= GIVEN EXERCISE =
Find the string "Informationen" in the listing and report every line that has it.

= AVAILABLE DATA =

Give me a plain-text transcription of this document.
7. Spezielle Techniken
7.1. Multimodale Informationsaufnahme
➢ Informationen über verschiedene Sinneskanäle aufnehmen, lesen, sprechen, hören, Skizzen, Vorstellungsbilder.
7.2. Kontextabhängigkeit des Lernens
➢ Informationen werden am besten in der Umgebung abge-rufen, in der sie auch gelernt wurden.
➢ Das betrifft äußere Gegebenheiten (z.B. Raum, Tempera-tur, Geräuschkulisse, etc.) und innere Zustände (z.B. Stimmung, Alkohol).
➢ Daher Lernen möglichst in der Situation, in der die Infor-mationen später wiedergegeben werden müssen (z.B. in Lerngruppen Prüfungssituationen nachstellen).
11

...

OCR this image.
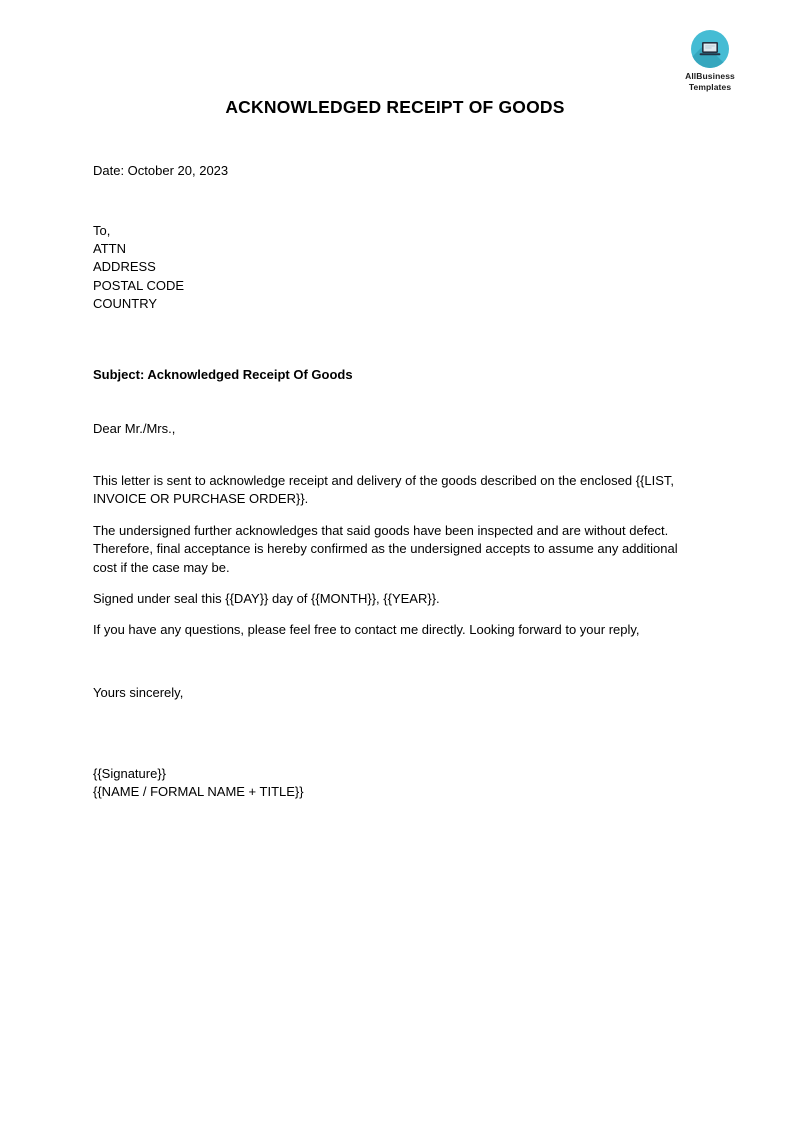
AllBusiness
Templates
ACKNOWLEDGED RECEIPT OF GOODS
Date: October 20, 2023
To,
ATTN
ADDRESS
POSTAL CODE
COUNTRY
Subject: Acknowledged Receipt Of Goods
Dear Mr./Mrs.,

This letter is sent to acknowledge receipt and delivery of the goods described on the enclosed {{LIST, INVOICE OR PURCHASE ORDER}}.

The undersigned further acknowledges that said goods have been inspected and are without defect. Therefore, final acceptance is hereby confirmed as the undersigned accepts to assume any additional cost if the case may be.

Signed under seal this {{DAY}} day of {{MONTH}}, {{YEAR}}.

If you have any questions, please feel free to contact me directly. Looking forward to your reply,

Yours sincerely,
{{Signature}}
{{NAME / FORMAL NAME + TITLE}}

= THE COMPLETED TASK =
➢ Informationen über verschiedene Sinneskanäle aufnehmen, lesen, sprechen, hören, Skizzen, Vorstellungsbilder.
➢ Informationen werden am besten in der Umgebung abge-rufen, in der sie auch gelernt wurden.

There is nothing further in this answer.